Stored data
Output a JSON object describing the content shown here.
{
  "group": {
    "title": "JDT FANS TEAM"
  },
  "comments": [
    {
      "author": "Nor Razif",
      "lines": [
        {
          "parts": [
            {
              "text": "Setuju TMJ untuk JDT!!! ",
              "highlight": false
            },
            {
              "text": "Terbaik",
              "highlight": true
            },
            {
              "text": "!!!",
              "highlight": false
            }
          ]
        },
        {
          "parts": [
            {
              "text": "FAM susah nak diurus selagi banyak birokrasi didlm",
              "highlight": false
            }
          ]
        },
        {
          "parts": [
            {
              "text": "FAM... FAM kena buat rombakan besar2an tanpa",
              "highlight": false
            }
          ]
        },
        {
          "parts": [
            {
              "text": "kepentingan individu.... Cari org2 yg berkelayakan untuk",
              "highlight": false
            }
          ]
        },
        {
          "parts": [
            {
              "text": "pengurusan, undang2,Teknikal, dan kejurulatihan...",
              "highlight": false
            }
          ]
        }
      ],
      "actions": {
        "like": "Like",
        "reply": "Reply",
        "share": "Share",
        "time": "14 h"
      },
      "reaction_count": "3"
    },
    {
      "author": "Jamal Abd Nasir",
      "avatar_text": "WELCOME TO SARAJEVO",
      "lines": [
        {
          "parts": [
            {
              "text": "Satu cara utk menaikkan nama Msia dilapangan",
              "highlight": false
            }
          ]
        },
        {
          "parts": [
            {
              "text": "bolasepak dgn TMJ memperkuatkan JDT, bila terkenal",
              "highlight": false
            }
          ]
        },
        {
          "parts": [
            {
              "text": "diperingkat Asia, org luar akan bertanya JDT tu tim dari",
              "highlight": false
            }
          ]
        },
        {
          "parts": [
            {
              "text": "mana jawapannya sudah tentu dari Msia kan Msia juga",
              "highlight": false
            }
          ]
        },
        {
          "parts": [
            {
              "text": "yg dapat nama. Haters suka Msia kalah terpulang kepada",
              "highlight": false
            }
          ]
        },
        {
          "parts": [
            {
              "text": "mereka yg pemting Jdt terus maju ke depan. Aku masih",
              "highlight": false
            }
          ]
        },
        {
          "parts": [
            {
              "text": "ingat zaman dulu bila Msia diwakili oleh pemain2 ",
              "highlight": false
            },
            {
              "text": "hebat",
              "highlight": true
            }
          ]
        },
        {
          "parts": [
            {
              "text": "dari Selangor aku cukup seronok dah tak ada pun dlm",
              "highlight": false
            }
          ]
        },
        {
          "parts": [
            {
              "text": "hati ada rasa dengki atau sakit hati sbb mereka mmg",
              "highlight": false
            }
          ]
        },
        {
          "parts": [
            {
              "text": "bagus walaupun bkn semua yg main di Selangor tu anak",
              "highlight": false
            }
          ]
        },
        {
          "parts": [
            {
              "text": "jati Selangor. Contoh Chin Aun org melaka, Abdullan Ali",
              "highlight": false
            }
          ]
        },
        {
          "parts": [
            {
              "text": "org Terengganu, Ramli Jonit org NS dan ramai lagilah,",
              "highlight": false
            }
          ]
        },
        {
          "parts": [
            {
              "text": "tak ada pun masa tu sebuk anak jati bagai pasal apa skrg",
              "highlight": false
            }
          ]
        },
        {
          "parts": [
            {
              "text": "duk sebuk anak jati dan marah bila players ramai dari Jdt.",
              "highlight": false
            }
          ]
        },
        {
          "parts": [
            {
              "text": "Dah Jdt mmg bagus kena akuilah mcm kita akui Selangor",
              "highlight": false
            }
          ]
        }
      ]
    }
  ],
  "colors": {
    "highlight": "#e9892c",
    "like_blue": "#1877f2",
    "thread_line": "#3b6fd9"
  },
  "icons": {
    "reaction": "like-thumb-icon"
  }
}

Work to do: Go through the records line by line and count those containing the string "anak". Give only the total.

The answer: 3